Pull out every line below that contains the word "name".
--- BEGIN SUPPLIED MATERIAL ---
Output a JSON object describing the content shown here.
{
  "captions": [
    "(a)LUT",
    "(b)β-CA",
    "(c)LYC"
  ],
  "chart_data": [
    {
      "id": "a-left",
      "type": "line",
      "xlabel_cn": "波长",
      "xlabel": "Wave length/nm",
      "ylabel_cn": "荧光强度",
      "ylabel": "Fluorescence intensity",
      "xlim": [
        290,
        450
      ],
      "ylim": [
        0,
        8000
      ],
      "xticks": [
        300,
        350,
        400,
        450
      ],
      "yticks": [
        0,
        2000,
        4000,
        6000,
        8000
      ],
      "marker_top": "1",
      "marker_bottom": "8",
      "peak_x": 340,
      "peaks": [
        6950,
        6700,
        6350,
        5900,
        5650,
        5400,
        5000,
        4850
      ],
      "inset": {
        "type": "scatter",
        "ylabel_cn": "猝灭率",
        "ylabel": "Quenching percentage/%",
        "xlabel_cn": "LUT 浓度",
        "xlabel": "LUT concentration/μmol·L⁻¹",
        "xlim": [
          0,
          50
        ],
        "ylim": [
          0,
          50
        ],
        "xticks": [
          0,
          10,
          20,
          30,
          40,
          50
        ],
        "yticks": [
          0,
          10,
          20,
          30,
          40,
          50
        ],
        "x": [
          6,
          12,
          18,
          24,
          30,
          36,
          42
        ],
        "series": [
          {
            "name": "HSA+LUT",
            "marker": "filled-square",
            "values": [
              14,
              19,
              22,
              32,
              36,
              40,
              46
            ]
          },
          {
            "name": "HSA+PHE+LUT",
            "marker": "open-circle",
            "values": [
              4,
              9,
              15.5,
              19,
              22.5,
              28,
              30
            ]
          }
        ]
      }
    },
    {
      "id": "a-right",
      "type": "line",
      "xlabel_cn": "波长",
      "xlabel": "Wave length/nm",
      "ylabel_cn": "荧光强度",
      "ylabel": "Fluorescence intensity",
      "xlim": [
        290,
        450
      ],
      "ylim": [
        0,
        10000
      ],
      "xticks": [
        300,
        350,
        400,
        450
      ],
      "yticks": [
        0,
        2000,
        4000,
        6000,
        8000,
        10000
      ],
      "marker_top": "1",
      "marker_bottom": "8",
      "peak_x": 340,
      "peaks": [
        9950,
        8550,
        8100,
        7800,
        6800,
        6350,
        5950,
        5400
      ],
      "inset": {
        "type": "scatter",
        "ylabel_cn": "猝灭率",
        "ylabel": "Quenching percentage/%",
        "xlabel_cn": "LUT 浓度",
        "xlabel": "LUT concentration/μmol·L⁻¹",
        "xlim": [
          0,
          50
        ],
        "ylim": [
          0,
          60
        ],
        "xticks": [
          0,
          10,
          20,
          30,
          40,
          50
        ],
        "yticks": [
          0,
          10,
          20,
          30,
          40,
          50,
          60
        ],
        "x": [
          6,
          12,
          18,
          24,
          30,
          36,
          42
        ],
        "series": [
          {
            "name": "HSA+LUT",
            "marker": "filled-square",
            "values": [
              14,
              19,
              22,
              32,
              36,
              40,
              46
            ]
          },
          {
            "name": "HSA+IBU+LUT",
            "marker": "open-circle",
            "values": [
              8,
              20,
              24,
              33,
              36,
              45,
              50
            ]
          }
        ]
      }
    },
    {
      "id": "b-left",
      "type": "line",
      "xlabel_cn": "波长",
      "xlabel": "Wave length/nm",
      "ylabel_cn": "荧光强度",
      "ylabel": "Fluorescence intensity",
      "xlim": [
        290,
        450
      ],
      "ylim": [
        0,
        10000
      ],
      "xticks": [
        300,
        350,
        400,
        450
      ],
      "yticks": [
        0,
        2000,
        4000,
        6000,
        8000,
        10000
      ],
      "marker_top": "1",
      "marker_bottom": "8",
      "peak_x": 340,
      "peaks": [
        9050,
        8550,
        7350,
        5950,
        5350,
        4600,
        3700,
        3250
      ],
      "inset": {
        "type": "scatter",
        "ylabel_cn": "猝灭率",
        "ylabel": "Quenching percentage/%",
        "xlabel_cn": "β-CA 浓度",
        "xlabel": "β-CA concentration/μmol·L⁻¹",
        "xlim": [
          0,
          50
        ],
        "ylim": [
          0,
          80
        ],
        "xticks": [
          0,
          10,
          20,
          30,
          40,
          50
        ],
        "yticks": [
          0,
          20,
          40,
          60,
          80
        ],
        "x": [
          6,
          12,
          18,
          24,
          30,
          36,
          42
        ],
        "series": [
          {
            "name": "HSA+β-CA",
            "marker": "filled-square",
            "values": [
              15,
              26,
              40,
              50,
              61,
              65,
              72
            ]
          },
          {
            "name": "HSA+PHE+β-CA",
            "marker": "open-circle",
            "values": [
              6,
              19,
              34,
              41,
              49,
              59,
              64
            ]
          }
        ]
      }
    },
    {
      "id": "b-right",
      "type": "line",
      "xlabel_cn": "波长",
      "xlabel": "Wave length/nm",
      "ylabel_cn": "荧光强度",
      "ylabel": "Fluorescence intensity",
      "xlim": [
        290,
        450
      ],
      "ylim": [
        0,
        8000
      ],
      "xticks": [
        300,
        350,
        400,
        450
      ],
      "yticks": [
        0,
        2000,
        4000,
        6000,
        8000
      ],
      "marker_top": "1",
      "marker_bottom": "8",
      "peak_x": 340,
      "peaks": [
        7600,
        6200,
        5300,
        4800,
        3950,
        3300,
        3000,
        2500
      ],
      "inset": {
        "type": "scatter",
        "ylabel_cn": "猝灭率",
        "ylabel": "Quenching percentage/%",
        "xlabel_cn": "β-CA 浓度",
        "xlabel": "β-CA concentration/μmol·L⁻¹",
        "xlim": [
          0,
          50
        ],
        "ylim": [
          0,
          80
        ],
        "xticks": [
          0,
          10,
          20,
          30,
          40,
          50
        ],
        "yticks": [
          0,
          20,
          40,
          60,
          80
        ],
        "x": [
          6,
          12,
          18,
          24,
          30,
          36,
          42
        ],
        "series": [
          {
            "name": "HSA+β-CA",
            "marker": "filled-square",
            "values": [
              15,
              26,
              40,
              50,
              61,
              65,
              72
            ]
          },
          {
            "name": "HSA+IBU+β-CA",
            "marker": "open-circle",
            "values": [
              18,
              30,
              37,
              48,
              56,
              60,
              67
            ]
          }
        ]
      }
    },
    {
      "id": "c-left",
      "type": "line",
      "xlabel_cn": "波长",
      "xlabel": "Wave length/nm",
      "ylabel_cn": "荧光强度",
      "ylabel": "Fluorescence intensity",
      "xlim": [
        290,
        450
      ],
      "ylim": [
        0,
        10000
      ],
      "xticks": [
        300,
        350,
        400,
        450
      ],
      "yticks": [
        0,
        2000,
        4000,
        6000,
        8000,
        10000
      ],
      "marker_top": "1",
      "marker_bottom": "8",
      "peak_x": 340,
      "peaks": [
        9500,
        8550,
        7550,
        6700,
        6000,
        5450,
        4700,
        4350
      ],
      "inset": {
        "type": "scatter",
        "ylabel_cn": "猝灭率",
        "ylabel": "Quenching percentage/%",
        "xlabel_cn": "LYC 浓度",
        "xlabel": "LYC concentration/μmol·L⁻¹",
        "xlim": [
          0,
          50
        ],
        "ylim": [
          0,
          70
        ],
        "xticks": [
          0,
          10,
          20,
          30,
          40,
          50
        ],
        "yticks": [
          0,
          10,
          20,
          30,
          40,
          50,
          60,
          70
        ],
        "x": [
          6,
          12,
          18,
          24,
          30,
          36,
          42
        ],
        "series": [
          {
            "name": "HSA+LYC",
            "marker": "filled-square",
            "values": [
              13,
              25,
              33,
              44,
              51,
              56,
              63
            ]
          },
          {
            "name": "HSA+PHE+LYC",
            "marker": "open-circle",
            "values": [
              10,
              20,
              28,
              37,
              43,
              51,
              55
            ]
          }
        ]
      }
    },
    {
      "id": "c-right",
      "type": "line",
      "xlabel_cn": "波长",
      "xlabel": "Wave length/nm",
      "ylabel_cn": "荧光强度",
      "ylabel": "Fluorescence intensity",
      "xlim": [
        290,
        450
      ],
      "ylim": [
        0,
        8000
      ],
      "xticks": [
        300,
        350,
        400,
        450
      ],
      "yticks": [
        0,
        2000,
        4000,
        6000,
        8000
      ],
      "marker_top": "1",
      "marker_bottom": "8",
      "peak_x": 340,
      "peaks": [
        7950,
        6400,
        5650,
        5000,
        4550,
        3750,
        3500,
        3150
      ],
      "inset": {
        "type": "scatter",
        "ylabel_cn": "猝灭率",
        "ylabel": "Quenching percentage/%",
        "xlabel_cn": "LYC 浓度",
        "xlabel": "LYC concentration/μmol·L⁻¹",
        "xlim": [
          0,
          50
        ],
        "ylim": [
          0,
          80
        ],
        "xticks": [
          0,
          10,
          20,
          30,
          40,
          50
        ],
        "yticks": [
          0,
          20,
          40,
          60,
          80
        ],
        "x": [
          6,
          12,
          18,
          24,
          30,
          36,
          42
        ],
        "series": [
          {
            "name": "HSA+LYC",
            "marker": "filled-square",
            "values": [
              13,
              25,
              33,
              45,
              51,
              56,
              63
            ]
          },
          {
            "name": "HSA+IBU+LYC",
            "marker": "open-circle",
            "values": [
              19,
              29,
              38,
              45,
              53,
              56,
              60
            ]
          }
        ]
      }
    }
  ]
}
--- END SUPPLIED MATERIAL ---
- [REPLY TO THE TASK]
            "name": "HSA+LUT",
            "name": "HSA+PHE+LUT",
            "name": "HSA+LUT",
            "name": "HSA+IBU+LUT",
            "name": "HSA+β-CA",
            "name": "HSA+PHE+β-CA",
            "name": "HSA+β-CA",
            "name": "HSA+IBU+β-CA",
            "name": "HSA+LYC",
            "name": "HSA+PHE+LYC",
            "name": "HSA+LYC",
            "name": "HSA+IBU+LYC",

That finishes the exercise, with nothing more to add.